● **YOUR TASKS**
- 1) Decide whether each statement below agrees with the thread, and support each yes or no with the deciding words from the thread, quoted exactly. (a) The answer concludes that the equation is a trigonometric identity. (b) The question asks for a proof of the equations. (c) The answer factors the quadratic in t as (t-1)(2t-1)=0.
- 2) Reproduce the thread from "prove the equations" up to and including "a trigonometric identity.".

● **EXERCISE TEXT**

· · · · · · ·

Question

 prove the equations
tan ²Ф+3=3secФ

Answer 1

$tan^2\phi+3=3sec\phi;\ \phi\neq\frac{\pi}{2}+k\pi\ (k\in\mathbb{Z})\\\\\frac{sin^2\phi}{cos^2\phi}+3=\frac{3}{cos\phi}\\\\\frac{sin^2\phi}{cos^2\phi}+\frac{3cos^2\phi}{cos^2\phi}-\frac{3}{cos\phi}=0\\\\\frac{sin^2\phi+3cos^2\phi}{cos^2\phi}-\frac{3cos\phi}{cos^2\phi}=0\\\\\frac{1-cos^2\phi+3cos^2\phi-3cos\phi}{cos^2\phi}=0\\\\\frac{2cos^2\phi-3cos\phi+1}{cos^2\phi}=0\iff2cos^2\phi-3cos\phi+1=0\\\\put\cos\phi=t\in <-1;\ 1>$

$2t^2-3t+1=0\\\\2t^2-2t-t+1=0\\\\2t(t-1)-1(t-1)=0\\\\(t-1)(2t-1)=0\iff t-1=0\ or\ 2t-1=0\\\\t=1\ or\ 2t=1\\\\t=1\ or\ t=\frac{1}{2}\\\\cos\phi=1\ or\ cos\phi=\frac{1}{2}\\\\\phi=\frac{\pi}{2}+2k\pi\notin D\\\\\phi=\frac{\pi}{3}+2k\pi\ or\ \phi=-\frac{\pi}{3}+2k\pi\ (k\in\mathbb{Z})$

This is not a trigonometric identity.

· · · · · · ·

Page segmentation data
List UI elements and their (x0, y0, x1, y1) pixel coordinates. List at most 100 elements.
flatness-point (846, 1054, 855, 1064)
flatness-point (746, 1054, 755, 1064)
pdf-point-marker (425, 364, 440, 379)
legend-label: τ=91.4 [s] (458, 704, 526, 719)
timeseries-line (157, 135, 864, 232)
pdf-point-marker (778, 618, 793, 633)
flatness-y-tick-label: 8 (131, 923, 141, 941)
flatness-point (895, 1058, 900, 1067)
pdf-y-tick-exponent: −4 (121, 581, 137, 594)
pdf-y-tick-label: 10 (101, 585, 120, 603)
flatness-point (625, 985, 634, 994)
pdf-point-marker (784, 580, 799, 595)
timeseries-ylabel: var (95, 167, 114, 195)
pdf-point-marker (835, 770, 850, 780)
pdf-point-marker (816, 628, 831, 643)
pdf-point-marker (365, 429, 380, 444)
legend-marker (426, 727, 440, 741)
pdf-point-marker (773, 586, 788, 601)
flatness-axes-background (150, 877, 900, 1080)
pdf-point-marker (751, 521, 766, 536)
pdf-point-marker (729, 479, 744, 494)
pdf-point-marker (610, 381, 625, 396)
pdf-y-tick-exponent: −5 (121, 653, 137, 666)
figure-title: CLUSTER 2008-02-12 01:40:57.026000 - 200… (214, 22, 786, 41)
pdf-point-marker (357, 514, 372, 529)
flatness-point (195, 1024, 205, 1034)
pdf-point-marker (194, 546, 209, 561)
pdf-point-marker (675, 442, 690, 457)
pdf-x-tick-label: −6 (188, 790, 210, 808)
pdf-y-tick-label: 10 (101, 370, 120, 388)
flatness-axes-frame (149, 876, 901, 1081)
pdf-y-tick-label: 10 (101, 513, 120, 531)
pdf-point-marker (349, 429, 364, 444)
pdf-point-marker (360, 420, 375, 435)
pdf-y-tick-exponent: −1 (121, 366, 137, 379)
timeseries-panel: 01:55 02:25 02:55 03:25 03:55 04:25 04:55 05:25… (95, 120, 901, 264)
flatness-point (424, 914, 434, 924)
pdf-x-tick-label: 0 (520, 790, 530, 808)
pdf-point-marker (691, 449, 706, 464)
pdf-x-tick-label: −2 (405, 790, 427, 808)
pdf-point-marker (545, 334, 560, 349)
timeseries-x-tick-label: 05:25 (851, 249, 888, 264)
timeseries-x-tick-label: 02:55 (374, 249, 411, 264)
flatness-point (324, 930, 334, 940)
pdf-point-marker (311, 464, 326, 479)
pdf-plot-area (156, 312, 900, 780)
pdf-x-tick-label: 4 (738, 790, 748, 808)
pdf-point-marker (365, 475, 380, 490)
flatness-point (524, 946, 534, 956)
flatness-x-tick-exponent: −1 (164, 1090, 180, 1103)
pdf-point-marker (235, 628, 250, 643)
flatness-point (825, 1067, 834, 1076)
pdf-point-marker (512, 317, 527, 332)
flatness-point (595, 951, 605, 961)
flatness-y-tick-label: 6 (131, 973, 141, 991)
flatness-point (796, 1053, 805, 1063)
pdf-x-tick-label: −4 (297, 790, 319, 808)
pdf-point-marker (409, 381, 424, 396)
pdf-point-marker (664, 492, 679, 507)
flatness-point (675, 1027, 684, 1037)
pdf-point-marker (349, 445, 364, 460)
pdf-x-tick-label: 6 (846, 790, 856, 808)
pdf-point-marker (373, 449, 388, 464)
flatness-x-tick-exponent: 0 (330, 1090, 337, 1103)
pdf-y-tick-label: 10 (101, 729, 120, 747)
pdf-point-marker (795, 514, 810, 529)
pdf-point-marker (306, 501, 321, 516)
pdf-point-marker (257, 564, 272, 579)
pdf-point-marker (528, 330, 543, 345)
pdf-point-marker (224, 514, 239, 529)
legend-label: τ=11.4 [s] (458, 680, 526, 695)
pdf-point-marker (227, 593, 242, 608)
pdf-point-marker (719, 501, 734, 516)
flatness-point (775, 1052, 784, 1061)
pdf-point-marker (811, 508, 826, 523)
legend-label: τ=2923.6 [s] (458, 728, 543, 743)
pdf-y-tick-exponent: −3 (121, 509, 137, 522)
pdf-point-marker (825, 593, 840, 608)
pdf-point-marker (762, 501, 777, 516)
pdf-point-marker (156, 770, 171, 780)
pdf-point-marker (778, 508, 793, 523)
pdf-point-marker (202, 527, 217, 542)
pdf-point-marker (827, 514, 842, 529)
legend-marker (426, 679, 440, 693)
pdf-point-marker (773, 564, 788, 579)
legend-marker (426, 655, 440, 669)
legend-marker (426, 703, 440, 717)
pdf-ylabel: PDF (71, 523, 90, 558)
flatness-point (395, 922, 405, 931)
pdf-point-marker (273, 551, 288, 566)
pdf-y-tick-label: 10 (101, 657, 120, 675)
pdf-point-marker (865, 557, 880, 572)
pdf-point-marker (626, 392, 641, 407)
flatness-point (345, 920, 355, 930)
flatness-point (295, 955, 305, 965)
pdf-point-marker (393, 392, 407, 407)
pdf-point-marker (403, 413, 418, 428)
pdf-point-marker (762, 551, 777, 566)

· · · · · · ·

● **ANSWERS TO THE EXERCISE**
- 1)
(a) No: "This is not a trigonometric identity."
(b) Yes: "prove the equations"
(c) Yes: "(t-1)(2t-1)=0"

- 2)
prove the equations
tan ²Ф+3=3secФ

Answer 1

$tan^2\phi+3=3sec\phi;\ \phi\neq\frac{\pi}{2}+k\pi\ (k\in\mathbb{Z})\\\\\frac{sin^2\phi}{cos^2\phi}+3=\frac{3}{cos\phi}\\\\\frac{sin^2\phi}{cos^2\phi}+\frac{3cos^2\phi}{cos^2\phi}-\frac{3}{cos\phi}=0\\\\\frac{sin^2\phi+3cos^2\phi}{cos^2\phi}-\frac{3cos\phi}{cos^2\phi}=0\\\\\frac{1-cos^2\phi+3cos^2\phi-3cos\phi}{cos^2\phi}=0\\\\\frac{2cos^2\phi-3cos\phi+1}{cos^2\phi}=0\iff2cos^2\phi-3cos\phi+1=0\\\\put\cos\phi=t\in <-1;\ 1>$

$2t^2-3t+1=0\\\\2t^2-2t-t+1=0\\\\2t(t-1)-1(t-1)=0\\\\(t-1)(2t-1)=0\iff t-1=0\ or\ 2t-1=0\\\\t=1\ or\ 2t=1\\\\t=1\ or\ t=\frac{1}{2}\\\\cos\phi=1\ or\ cos\phi=\frac{1}{2}\\\\\phi=\frac{\pi}{2}+2k\pi\notin D\\\\\phi=\frac{\pi}{3}+2k\pi\ or\ \phi=-\frac{\pi}{3}+2k\pi\ (k\in\mathbb{Z})$

This is not a trigonometric identity.